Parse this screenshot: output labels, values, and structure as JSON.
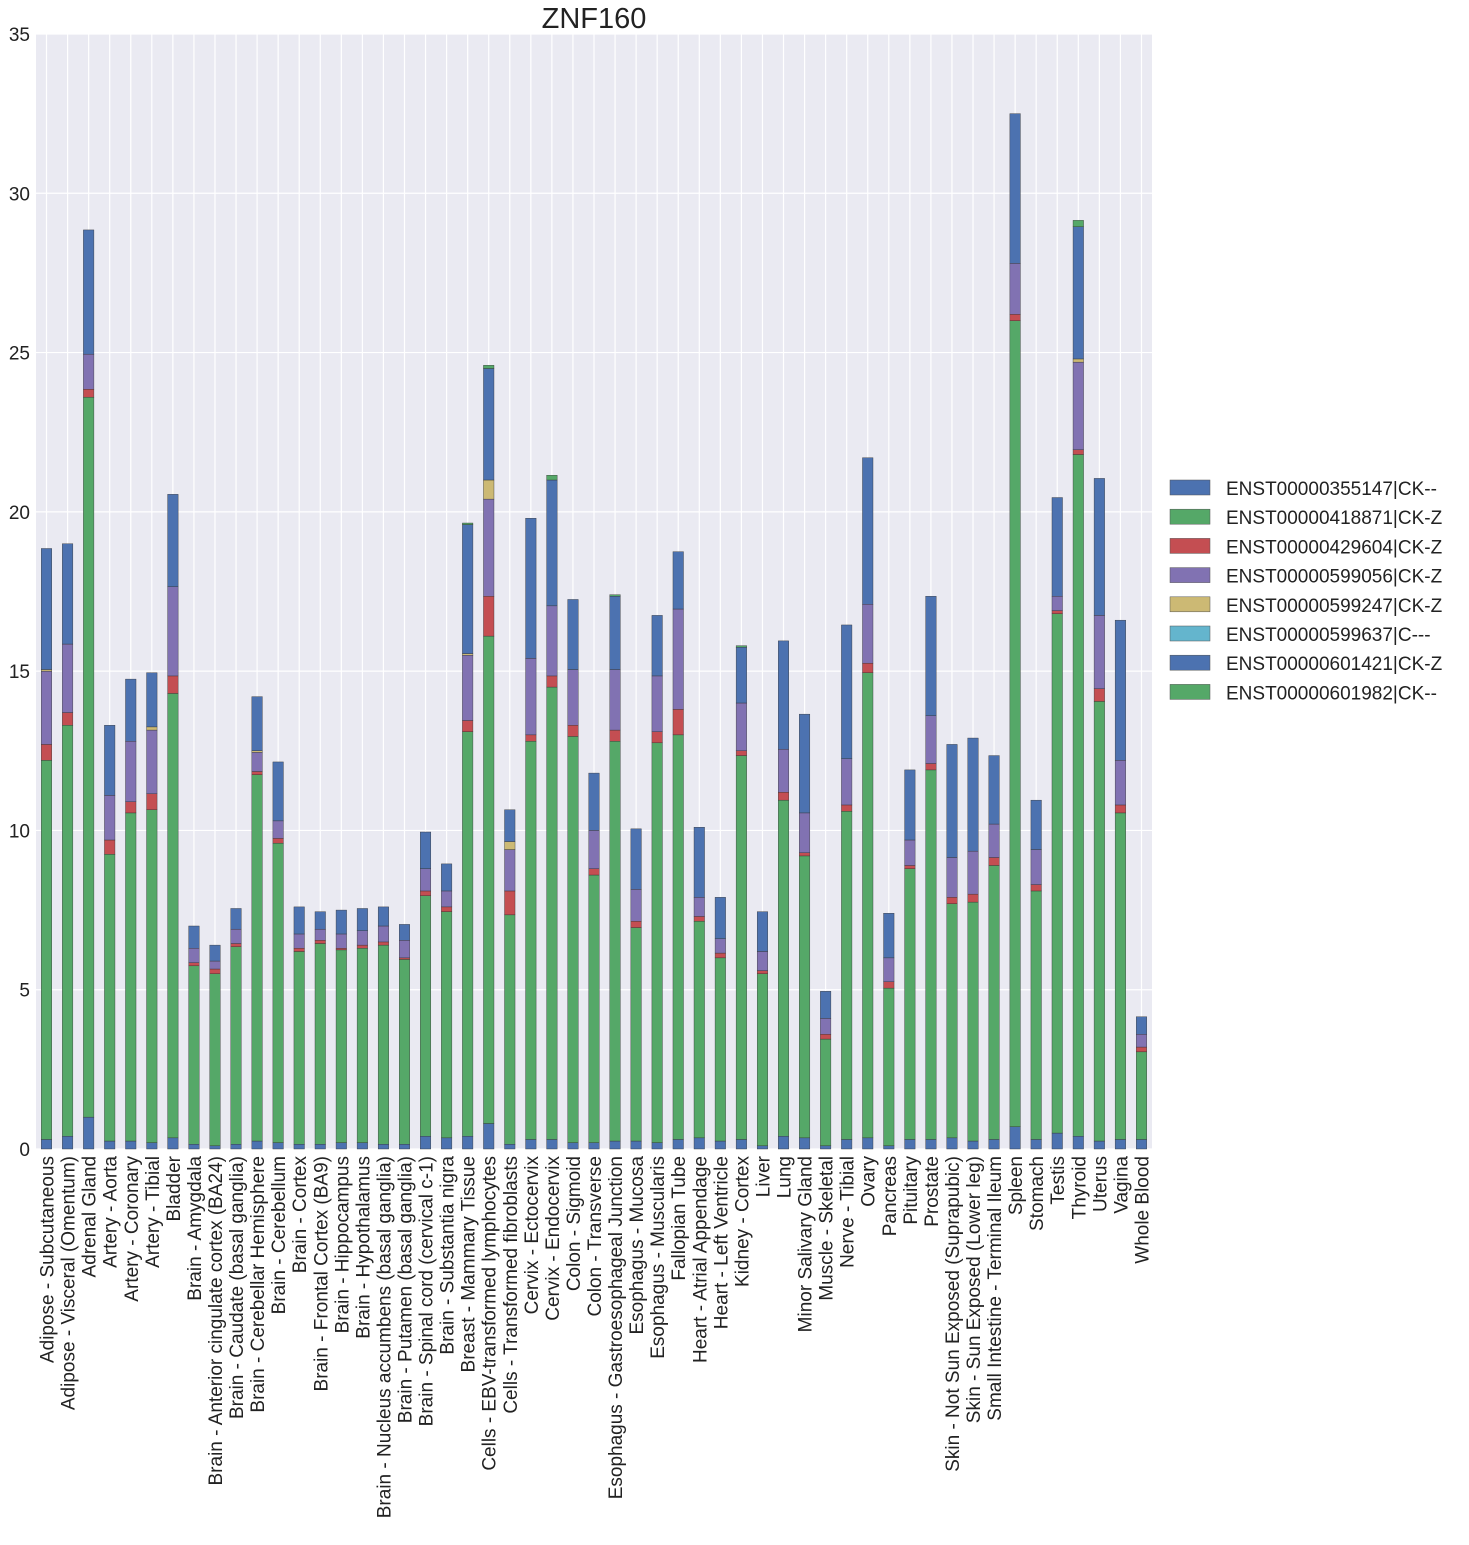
{
  "chart_data": {
    "type": "bar",
    "stacked": true,
    "title": "ZNF160",
    "xlabel": "",
    "ylabel": "",
    "ylim": [
      0,
      35
    ],
    "yticks": [
      0,
      5,
      10,
      15,
      20,
      25,
      30,
      35
    ],
    "grid": true,
    "legend_position": "right",
    "categories": [
      "Adipose - Subcutaneous",
      "Adipose - Visceral (Omentum)",
      "Adrenal Gland",
      "Artery - Aorta",
      "Artery - Coronary",
      "Artery - Tibial",
      "Bladder",
      "Brain - Amygdala",
      "Brain - Anterior cingulate cortex (BA24)",
      "Brain - Caudate (basal ganglia)",
      "Brain - Cerebellar Hemisphere",
      "Brain - Cerebellum",
      "Brain - Cortex",
      "Brain - Frontal Cortex (BA9)",
      "Brain - Hippocampus",
      "Brain - Hypothalamus",
      "Brain - Nucleus accumbens (basal ganglia)",
      "Brain - Putamen (basal ganglia)",
      "Brain - Spinal cord (cervical c-1)",
      "Brain - Substantia nigra",
      "Breast - Mammary Tissue",
      "Cells - EBV-transformed lymphocytes",
      "Cells - Transformed fibroblasts",
      "Cervix - Ectocervix",
      "Cervix - Endocervix",
      "Colon - Sigmoid",
      "Colon - Transverse",
      "Esophagus - Gastroesophageal Junction",
      "Esophagus - Mucosa",
      "Esophagus - Muscularis",
      "Fallopian Tube",
      "Heart - Atrial Appendage",
      "Heart - Left Ventricle",
      "Kidney - Cortex",
      "Liver",
      "Lung",
      "Minor Salivary Gland",
      "Muscle - Skeletal",
      "Nerve - Tibial",
      "Ovary",
      "Pancreas",
      "Pituitary",
      "Prostate",
      "Skin - Not Sun Exposed (Suprapubic)",
      "Skin - Sun Exposed (Lower leg)",
      "Small Intestine - Terminal Ileum",
      "Spleen",
      "Stomach",
      "Testis",
      "Thyroid",
      "Uterus",
      "Vagina",
      "Whole Blood"
    ],
    "series": [
      {
        "name": "ENST00000355147|CK--",
        "color": "#4C72B0",
        "values": [
          0.3,
          0.4,
          1.0,
          0.25,
          0.25,
          0.2,
          0.35,
          0.15,
          0.1,
          0.15,
          0.25,
          0.2,
          0.15,
          0.15,
          0.2,
          0.2,
          0.15,
          0.15,
          0.4,
          0.35,
          0.4,
          0.8,
          0.15,
          0.3,
          0.3,
          0.2,
          0.2,
          0.25,
          0.25,
          0.2,
          0.3,
          0.35,
          0.25,
          0.3,
          0.1,
          0.4,
          0.35,
          0.1,
          0.3,
          0.35,
          0.1,
          0.3,
          0.3,
          0.35,
          0.25,
          0.3,
          0.7,
          0.3,
          0.5,
          0.4,
          0.25,
          0.3,
          0.3
        ]
      },
      {
        "name": "ENST00000418871|CK-Z",
        "color": "#55A868",
        "values": [
          11.9,
          12.9,
          22.6,
          9.0,
          10.3,
          10.45,
          13.95,
          5.6,
          5.4,
          6.2,
          11.5,
          9.4,
          6.05,
          6.3,
          6.05,
          6.1,
          6.25,
          5.8,
          7.55,
          7.1,
          12.7,
          15.3,
          7.2,
          12.5,
          14.2,
          12.75,
          8.4,
          12.55,
          6.7,
          12.55,
          12.7,
          6.8,
          5.75,
          12.05,
          5.4,
          10.55,
          8.85,
          3.35,
          10.3,
          14.6,
          4.95,
          8.5,
          11.6,
          7.35,
          7.5,
          8.6,
          25.3,
          7.8,
          16.3,
          21.4,
          13.8,
          10.25,
          2.75
        ]
      },
      {
        "name": "ENST00000429604|CK-Z",
        "color": "#C44E52",
        "values": [
          0.5,
          0.4,
          0.25,
          0.45,
          0.35,
          0.5,
          0.55,
          0.1,
          0.15,
          0.1,
          0.1,
          0.15,
          0.1,
          0.1,
          0.05,
          0.1,
          0.1,
          0.05,
          0.15,
          0.15,
          0.35,
          1.25,
          0.75,
          0.2,
          0.35,
          0.35,
          0.2,
          0.35,
          0.2,
          0.35,
          0.8,
          0.15,
          0.15,
          0.15,
          0.1,
          0.25,
          0.1,
          0.15,
          0.2,
          0.3,
          0.2,
          0.1,
          0.2,
          0.2,
          0.25,
          0.25,
          0.2,
          0.2,
          0.1,
          0.15,
          0.4,
          0.25,
          0.15
        ]
      },
      {
        "name": "ENST00000599056|CK-Z",
        "color": "#8172B2",
        "values": [
          2.3,
          2.15,
          1.1,
          1.4,
          1.9,
          2.0,
          2.8,
          0.45,
          0.25,
          0.45,
          0.6,
          0.55,
          0.45,
          0.35,
          0.45,
          0.45,
          0.5,
          0.55,
          0.7,
          0.5,
          2.05,
          3.05,
          1.3,
          2.4,
          2.2,
          1.75,
          1.2,
          1.9,
          1.0,
          1.75,
          3.15,
          0.6,
          0.45,
          1.5,
          0.6,
          1.35,
          1.25,
          0.5,
          1.45,
          1.85,
          0.75,
          0.8,
          1.5,
          1.25,
          1.35,
          1.05,
          1.6,
          1.1,
          0.45,
          2.75,
          2.3,
          1.4,
          0.4
        ]
      },
      {
        "name": "ENST00000599247|CK-Z",
        "color": "#CCB974",
        "values": [
          0.05,
          0.0,
          0.0,
          0.0,
          0.0,
          0.1,
          0.0,
          0.0,
          0.0,
          0.0,
          0.05,
          0.0,
          0.0,
          0.0,
          0.0,
          0.0,
          0.0,
          0.0,
          0.0,
          0.0,
          0.05,
          0.6,
          0.25,
          0.0,
          0.0,
          0.0,
          0.0,
          0.0,
          0.0,
          0.0,
          0.0,
          0.0,
          0.0,
          0.0,
          0.0,
          0.0,
          0.0,
          0.0,
          0.0,
          0.0,
          0.0,
          0.0,
          0.0,
          0.0,
          0.0,
          0.0,
          0.0,
          0.0,
          0.0,
          0.1,
          0.0,
          0.0,
          0.0
        ]
      },
      {
        "name": "ENST00000599637|C---",
        "color": "#64B5CD",
        "values": [
          0,
          0,
          0,
          0,
          0,
          0,
          0,
          0,
          0,
          0,
          0,
          0,
          0,
          0,
          0,
          0,
          0,
          0,
          0,
          0,
          0,
          0,
          0,
          0,
          0,
          0,
          0,
          0,
          0,
          0,
          0,
          0,
          0,
          0,
          0,
          0,
          0,
          0,
          0,
          0,
          0,
          0,
          0,
          0,
          0,
          0,
          0,
          0,
          0,
          0,
          0,
          0,
          0
        ]
      },
      {
        "name": "ENST00000601421|CK-Z",
        "color": "#4C72B0",
        "values": [
          3.8,
          3.15,
          3.9,
          2.2,
          1.95,
          1.7,
          2.9,
          0.7,
          0.5,
          0.65,
          1.7,
          1.85,
          0.85,
          0.55,
          0.75,
          0.7,
          0.6,
          0.5,
          1.15,
          0.85,
          4.05,
          3.5,
          1.0,
          4.4,
          3.95,
          2.2,
          1.8,
          2.3,
          1.9,
          1.9,
          1.8,
          2.2,
          1.3,
          1.75,
          1.25,
          3.4,
          3.1,
          0.85,
          4.2,
          4.6,
          1.4,
          2.2,
          3.75,
          3.55,
          3.55,
          2.15,
          4.7,
          1.55,
          3.1,
          4.15,
          4.3,
          4.4,
          0.55
        ]
      },
      {
        "name": "ENST00000601982|CK--",
        "color": "#55A868",
        "values": [
          0,
          0,
          0,
          0,
          0,
          0,
          0,
          0,
          0,
          0,
          0,
          0,
          0,
          0,
          0,
          0,
          0,
          0,
          0,
          0,
          0.05,
          0.1,
          0,
          0,
          0.15,
          0,
          0,
          0.05,
          0,
          0,
          0,
          0,
          0,
          0.05,
          0,
          0,
          0,
          0,
          0,
          0,
          0,
          0,
          0,
          0,
          0,
          0,
          0,
          0,
          0,
          0.2,
          0,
          0,
          0
        ]
      }
    ]
  }
}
◇ ◇ ◇ ◇ ◇
### Required work:
Copy out all lines above that include the string "color".

### Result below:
        "color": "#4C72B0",
        "color": "#55A868",
        "color": "#C44E52",
        "color": "#8172B2",
        "color": "#CCB974",
        "color": "#64B5CD",
        "color": "#4C72B0",
        "color": "#55A868",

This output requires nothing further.